**Direction:**
Find each line containing the string "도매거래". Copy it.

**Exercise materials:**
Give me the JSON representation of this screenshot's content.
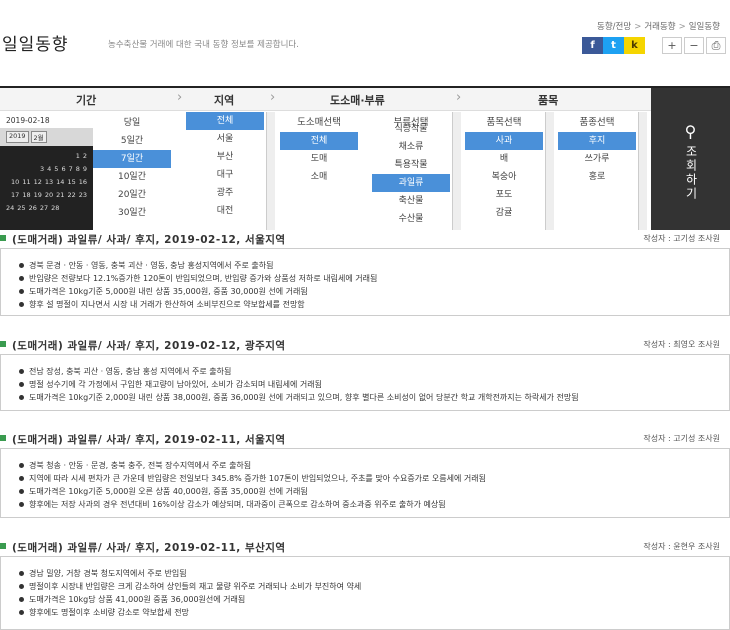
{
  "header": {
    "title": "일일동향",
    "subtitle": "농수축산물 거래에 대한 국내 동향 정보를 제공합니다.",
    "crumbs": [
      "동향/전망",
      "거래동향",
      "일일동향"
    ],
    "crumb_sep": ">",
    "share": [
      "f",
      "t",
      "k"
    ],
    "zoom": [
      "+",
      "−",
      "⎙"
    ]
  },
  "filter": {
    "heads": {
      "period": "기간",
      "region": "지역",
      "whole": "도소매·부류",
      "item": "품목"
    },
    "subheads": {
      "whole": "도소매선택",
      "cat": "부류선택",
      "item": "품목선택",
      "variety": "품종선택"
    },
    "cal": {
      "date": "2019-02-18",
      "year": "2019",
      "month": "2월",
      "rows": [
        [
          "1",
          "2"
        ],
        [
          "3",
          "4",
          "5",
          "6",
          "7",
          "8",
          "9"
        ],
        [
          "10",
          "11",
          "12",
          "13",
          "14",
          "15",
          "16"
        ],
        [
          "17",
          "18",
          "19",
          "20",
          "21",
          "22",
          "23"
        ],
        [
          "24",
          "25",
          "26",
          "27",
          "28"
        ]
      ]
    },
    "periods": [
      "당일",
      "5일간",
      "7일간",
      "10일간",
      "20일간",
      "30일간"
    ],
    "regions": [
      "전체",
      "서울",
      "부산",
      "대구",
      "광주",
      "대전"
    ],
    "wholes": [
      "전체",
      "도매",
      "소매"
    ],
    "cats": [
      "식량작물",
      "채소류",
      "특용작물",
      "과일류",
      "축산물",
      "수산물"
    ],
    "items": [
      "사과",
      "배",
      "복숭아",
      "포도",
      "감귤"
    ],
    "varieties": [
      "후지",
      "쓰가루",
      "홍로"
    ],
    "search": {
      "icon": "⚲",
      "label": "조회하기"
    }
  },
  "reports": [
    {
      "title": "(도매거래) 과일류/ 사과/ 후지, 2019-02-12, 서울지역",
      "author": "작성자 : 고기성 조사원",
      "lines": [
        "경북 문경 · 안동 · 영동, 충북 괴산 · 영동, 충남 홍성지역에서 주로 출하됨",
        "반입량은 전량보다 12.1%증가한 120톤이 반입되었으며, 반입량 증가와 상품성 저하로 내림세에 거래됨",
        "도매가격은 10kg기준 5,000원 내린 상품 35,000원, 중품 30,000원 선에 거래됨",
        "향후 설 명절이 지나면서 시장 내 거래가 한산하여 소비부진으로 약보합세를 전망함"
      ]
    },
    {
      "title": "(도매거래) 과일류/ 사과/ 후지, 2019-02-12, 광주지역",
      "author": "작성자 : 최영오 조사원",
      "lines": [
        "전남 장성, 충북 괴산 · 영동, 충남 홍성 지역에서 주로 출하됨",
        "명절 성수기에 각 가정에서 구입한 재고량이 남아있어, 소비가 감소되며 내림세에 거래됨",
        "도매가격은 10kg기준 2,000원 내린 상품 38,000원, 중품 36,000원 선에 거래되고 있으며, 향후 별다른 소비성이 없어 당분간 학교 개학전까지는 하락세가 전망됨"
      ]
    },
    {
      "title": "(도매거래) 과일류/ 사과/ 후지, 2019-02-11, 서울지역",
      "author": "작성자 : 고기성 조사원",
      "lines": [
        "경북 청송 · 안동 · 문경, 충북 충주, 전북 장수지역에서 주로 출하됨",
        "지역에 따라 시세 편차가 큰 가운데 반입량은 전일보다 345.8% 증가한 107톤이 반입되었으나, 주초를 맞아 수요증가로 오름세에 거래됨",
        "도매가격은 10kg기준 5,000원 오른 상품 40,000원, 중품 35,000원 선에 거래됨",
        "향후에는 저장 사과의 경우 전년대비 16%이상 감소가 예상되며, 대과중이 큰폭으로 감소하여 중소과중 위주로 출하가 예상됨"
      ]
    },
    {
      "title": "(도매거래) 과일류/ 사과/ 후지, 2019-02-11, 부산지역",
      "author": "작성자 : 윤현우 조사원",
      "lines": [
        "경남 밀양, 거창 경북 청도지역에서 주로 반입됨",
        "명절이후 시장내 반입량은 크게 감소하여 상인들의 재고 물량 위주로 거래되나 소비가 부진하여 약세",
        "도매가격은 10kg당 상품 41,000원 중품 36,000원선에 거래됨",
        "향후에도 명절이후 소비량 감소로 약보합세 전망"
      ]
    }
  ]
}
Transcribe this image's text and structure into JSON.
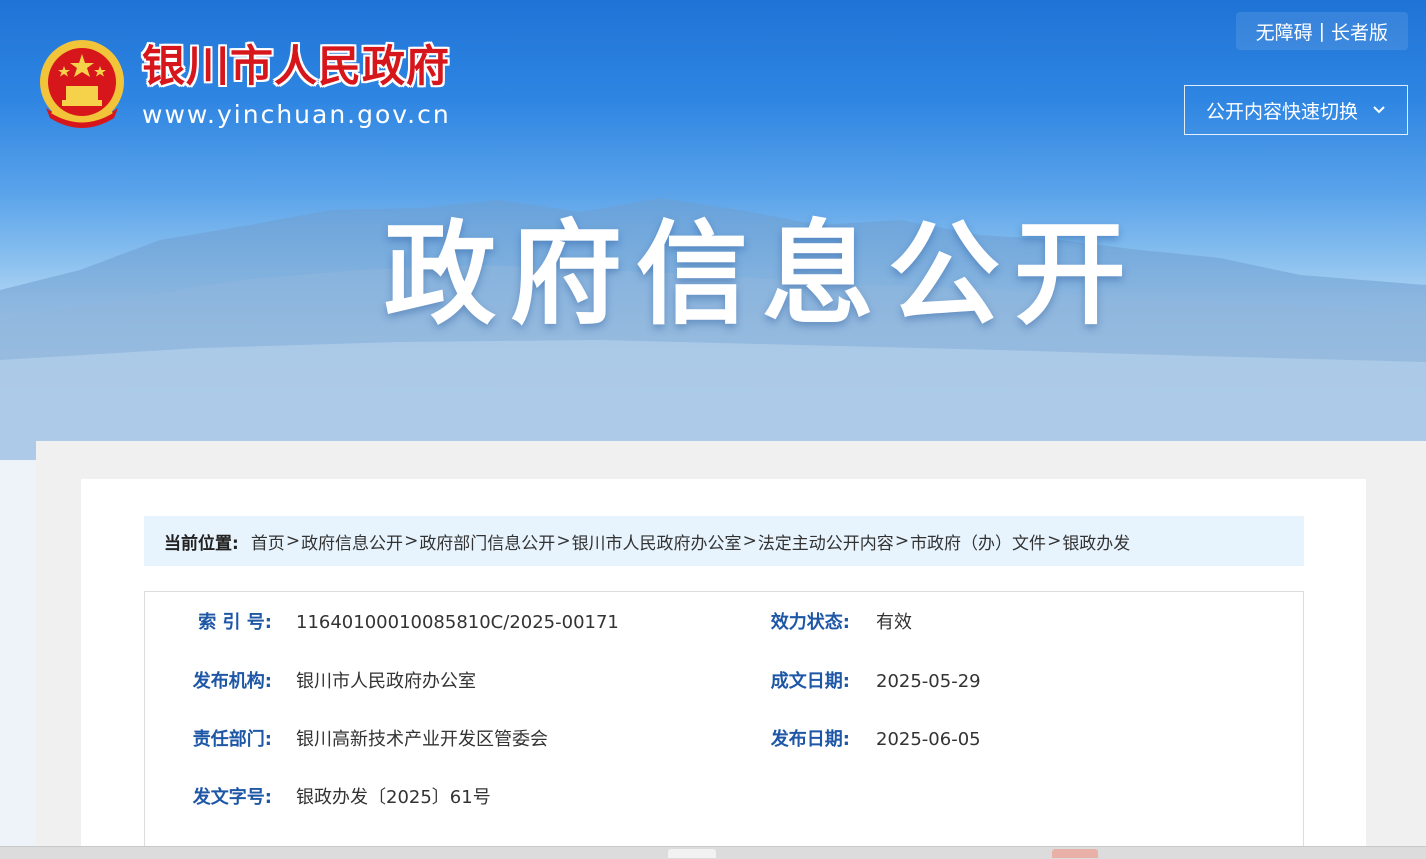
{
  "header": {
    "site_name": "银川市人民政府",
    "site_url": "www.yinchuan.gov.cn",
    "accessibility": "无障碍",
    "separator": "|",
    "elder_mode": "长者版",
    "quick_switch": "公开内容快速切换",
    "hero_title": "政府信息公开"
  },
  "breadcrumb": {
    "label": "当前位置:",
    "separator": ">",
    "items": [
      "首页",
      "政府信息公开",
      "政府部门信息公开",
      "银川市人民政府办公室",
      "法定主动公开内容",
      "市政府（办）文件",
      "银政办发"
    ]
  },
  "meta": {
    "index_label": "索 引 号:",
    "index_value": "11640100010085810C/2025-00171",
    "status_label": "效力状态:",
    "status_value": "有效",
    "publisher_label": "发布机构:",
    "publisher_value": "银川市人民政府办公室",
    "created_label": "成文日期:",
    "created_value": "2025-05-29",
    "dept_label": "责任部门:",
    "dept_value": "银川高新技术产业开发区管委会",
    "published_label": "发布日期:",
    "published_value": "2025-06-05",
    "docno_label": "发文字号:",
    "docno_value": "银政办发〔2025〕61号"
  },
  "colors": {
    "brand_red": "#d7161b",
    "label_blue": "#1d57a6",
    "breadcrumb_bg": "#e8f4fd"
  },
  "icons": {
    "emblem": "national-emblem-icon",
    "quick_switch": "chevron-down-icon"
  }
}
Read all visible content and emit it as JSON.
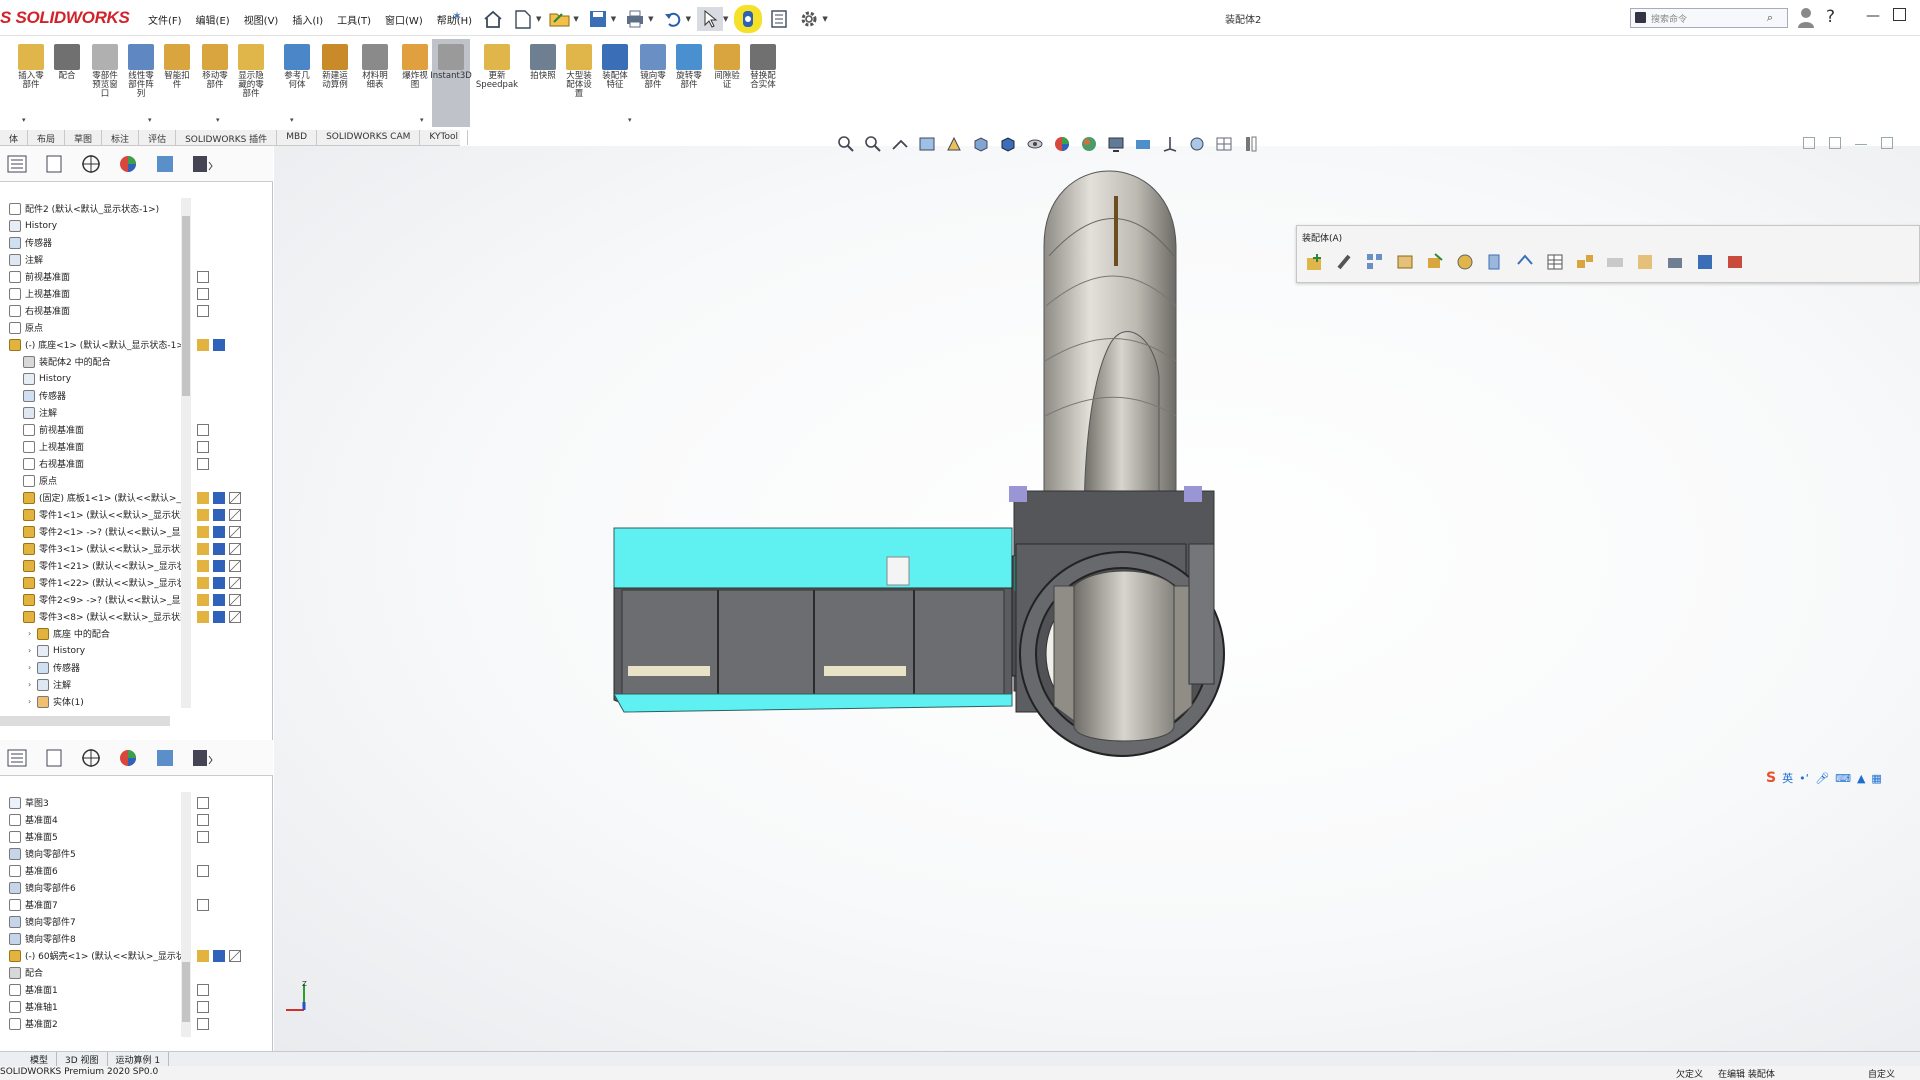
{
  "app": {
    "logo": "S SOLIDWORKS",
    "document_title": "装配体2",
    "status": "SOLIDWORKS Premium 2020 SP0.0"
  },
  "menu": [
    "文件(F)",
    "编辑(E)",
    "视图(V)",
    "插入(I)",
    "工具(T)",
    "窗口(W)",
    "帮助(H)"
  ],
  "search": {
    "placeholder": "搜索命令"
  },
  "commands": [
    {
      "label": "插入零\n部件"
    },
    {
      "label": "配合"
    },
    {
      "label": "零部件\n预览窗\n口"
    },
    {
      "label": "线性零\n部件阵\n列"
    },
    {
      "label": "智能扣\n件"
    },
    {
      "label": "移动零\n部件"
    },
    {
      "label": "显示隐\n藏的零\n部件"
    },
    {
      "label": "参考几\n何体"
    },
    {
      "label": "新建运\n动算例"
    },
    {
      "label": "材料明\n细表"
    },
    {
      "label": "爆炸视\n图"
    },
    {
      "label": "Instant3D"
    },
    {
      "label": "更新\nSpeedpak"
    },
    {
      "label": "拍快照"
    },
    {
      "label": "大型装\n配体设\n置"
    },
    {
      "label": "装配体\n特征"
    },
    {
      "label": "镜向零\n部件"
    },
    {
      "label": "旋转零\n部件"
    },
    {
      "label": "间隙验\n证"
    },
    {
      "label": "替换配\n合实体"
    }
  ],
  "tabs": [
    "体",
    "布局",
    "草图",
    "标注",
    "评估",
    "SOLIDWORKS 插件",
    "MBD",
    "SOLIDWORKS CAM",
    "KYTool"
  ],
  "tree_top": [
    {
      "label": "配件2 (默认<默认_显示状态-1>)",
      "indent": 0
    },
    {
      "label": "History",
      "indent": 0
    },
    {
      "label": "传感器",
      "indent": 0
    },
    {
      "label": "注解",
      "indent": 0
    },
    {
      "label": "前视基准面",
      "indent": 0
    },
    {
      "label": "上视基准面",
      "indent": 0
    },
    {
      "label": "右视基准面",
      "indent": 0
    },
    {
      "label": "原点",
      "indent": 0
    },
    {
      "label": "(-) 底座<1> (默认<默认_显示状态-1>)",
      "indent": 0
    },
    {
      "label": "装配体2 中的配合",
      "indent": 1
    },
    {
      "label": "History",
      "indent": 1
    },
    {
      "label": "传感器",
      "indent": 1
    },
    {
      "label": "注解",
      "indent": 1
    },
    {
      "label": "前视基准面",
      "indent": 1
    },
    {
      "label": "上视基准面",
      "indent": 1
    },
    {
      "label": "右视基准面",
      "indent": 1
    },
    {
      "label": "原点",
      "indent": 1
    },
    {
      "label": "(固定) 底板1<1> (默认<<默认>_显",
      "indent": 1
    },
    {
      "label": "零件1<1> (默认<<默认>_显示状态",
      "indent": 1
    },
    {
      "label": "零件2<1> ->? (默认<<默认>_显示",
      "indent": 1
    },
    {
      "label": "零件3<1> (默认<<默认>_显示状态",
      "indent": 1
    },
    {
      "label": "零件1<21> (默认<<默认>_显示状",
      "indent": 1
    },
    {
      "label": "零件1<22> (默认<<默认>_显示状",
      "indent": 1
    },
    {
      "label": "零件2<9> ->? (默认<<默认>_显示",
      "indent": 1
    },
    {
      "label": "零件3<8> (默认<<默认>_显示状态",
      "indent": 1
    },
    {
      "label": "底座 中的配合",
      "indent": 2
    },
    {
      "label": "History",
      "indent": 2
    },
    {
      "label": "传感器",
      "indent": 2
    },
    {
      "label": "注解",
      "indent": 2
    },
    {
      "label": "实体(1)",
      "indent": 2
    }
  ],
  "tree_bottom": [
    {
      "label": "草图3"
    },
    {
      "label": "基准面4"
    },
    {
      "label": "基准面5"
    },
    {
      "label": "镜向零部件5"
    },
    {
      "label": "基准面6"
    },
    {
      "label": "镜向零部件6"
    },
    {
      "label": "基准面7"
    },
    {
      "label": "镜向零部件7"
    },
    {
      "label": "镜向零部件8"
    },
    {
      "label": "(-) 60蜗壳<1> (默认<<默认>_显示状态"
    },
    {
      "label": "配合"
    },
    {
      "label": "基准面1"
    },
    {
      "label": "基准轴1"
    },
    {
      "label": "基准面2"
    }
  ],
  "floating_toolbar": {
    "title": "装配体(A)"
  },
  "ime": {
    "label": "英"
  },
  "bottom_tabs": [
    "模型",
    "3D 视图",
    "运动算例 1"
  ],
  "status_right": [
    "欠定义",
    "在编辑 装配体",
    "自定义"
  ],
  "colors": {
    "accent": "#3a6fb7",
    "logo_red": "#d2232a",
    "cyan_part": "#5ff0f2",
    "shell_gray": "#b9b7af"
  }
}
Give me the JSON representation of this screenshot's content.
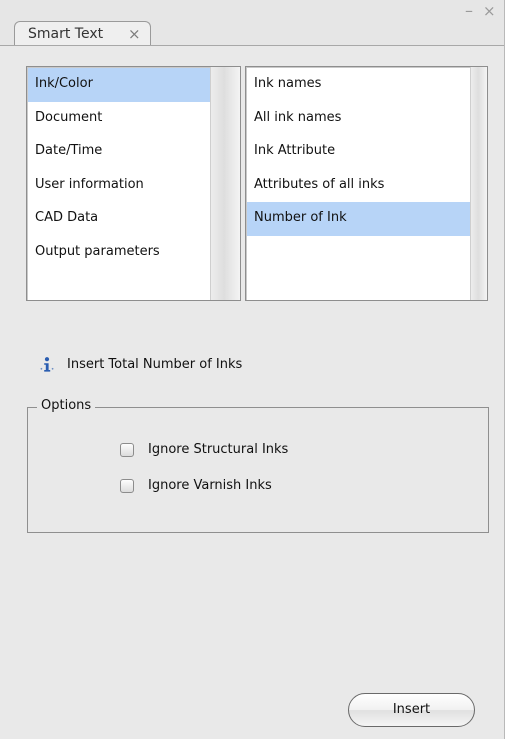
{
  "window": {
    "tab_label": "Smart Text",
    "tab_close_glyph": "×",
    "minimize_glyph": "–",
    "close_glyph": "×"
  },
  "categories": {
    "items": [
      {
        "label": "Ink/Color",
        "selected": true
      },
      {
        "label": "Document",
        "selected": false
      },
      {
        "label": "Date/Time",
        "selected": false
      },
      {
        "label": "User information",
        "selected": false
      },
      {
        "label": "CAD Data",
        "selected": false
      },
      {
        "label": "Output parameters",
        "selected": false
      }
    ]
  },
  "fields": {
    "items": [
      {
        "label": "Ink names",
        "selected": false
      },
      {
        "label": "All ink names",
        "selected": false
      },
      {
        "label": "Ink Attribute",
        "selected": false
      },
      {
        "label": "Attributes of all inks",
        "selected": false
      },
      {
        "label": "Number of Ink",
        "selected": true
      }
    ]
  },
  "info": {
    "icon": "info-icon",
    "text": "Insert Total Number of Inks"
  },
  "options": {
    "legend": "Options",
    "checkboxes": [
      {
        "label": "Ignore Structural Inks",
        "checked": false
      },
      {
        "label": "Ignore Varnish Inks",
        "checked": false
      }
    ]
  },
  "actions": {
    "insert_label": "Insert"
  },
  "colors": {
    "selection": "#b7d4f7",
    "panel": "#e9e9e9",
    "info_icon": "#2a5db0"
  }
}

**Response:**
      "title": "(도매거래) 과일류/ 사과/ 후지, 2019-02-12, 서울지역",
      "title": "(도매거래) 과일류/ 사과/ 후지, 2019-02-12, 광주지역",
      "title": "(도매거래) 과일류/ 사과/ 후지, 2019-02-11, 서울지역",
      "title": "(도매거래) 과일류/ 사과/ 후지, 2019-02-11, 부산지역",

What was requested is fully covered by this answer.